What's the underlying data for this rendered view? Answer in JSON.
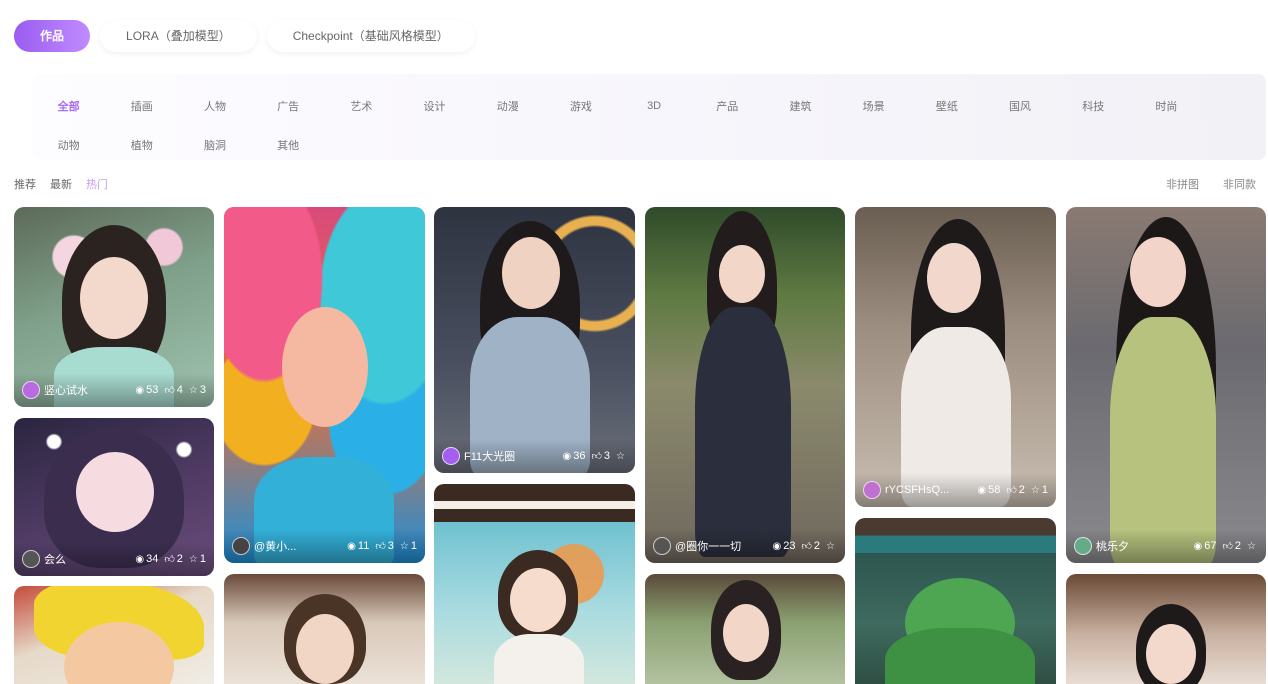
{
  "top_tabs": [
    {
      "label": "作品",
      "active": true
    },
    {
      "label": "LORA（叠加模型）",
      "active": false
    },
    {
      "label": "Checkpoint（基础风格模型）",
      "active": false
    }
  ],
  "categories_row1": [
    "全部",
    "插画",
    "人物",
    "广告",
    "艺术",
    "设计",
    "动漫",
    "游戏",
    "3D",
    "产品",
    "建筑",
    "场景",
    "壁纸",
    "国风",
    "科技",
    "时尚"
  ],
  "categories_row2": [
    "动物",
    "植物",
    "脑洞",
    "其他"
  ],
  "active_category": "全部",
  "sort": [
    "推荐",
    "最新",
    "热门"
  ],
  "active_sort": "热门",
  "filters": [
    "非拼图",
    "非同款"
  ],
  "cards": [
    {
      "author": "竖心试水",
      "views": "53",
      "likes": "4",
      "stars": "3",
      "avatar_color": "#b86be0"
    },
    {
      "author": "会么",
      "views": "34",
      "likes": "2",
      "stars": "1",
      "avatar_color": "#555"
    },
    {
      "author": "",
      "views": "",
      "likes": "",
      "stars": "",
      "avatar_color": "#333"
    },
    {
      "author": "@黄小...",
      "views": "11",
      "likes": "3",
      "stars": "1",
      "avatar_color": "#444"
    },
    {
      "author": "",
      "views": "",
      "likes": "",
      "stars": "",
      "avatar_color": "#999"
    },
    {
      "author": "F11大光圈",
      "views": "36",
      "likes": "3",
      "stars": "",
      "avatar_color": "#a45ef0"
    },
    {
      "author": "",
      "views": "",
      "likes": "",
      "stars": "",
      "avatar_color": "#999"
    },
    {
      "author": "@圈你一一切",
      "views": "23",
      "likes": "2",
      "stars": "",
      "avatar_color": "#555"
    },
    {
      "author": "",
      "views": "",
      "likes": "",
      "stars": "",
      "avatar_color": "#999"
    },
    {
      "author": "rYCSFHsQ...",
      "views": "58",
      "likes": "2",
      "stars": "1",
      "avatar_color": "#c070d0"
    },
    {
      "author": "",
      "views": "",
      "likes": "",
      "stars": "",
      "avatar_color": "#999"
    },
    {
      "author": "桃乐夕",
      "views": "67",
      "likes": "2",
      "stars": "",
      "avatar_color": "#6a8"
    },
    {
      "author": "",
      "views": "",
      "likes": "",
      "stars": "",
      "avatar_color": "#999"
    }
  ],
  "icons": {
    "views": "eye-icon",
    "likes": "thumbs-up-icon",
    "stars": "star-icon"
  },
  "colors": {
    "accent": "#a86ef2",
    "tab_gradient_start": "#9a5cf0",
    "tab_gradient_end": "#c08cff"
  }
}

····················

Return the listing above unchanged, apart from dropping its pictures.

What's the underlying data for this rendered view? Answer in JSON.
{
  "top_tabs": [
    {
      "label": "作品",
      "active": true
    },
    {
      "label": "LORA（叠加模型）",
      "active": false
    },
    {
      "label": "Checkpoint（基础风格模型）",
      "active": false
    }
  ],
  "categories_row1": [
    "全部",
    "插画",
    "人物",
    "广告",
    "艺术",
    "设计",
    "动漫",
    "游戏",
    "3D",
    "产品",
    "建筑",
    "场景",
    "壁纸",
    "国风",
    "科技",
    "时尚"
  ],
  "categories_row2": [
    "动物",
    "植物",
    "脑洞",
    "其他"
  ],
  "active_category": "全部",
  "sort": [
    "推荐",
    "最新",
    "热门"
  ],
  "active_sort": "热门",
  "filters": [
    "非拼图",
    "非同款"
  ],
  "cards": [
    {
      "author": "竖心试水",
      "views": "53",
      "likes": "4",
      "stars": "3",
      "avatar_color": "#b86be0"
    },
    {
      "author": "会么",
      "views": "34",
      "likes": "2",
      "stars": "1",
      "avatar_color": "#555"
    },
    {
      "author": "",
      "views": "",
      "likes": "",
      "stars": "",
      "avatar_color": "#333"
    },
    {
      "author": "@黄小...",
      "views": "11",
      "likes": "3",
      "stars": "1",
      "avatar_color": "#444"
    },
    {
      "author": "",
      "views": "",
      "likes": "",
      "stars": "",
      "avatar_color": "#999"
    },
    {
      "author": "F11大光圈",
      "views": "36",
      "likes": "3",
      "stars": "",
      "avatar_color": "#a45ef0"
    },
    {
      "author": "",
      "views": "",
      "likes": "",
      "stars": "",
      "avatar_color": "#999"
    },
    {
      "author": "@圈你一一切",
      "views": "23",
      "likes": "2",
      "stars": "",
      "avatar_color": "#555"
    },
    {
      "author": "",
      "views": "",
      "likes": "",
      "stars": "",
      "avatar_color": "#999"
    },
    {
      "author": "rYCSFHsQ...",
      "views": "58",
      "likes": "2",
      "stars": "1",
      "avatar_color": "#c070d0"
    },
    {
      "author": "",
      "views": "",
      "likes": "",
      "stars": "",
      "avatar_color": "#999"
    },
    {
      "author": "桃乐夕",
      "views": "67",
      "likes": "2",
      "stars": "",
      "avatar_color": "#6a8"
    },
    {
      "author": "",
      "views": "",
      "likes": "",
      "stars": "",
      "avatar_color": "#999"
    }
  ],
  "icons": {
    "views": "eye-icon",
    "likes": "thumbs-up-icon",
    "stars": "star-icon"
  },
  "colors": {
    "accent": "#a86ef2",
    "tab_gradient_start": "#9a5cf0",
    "tab_gradient_end": "#c08cff"
  }
}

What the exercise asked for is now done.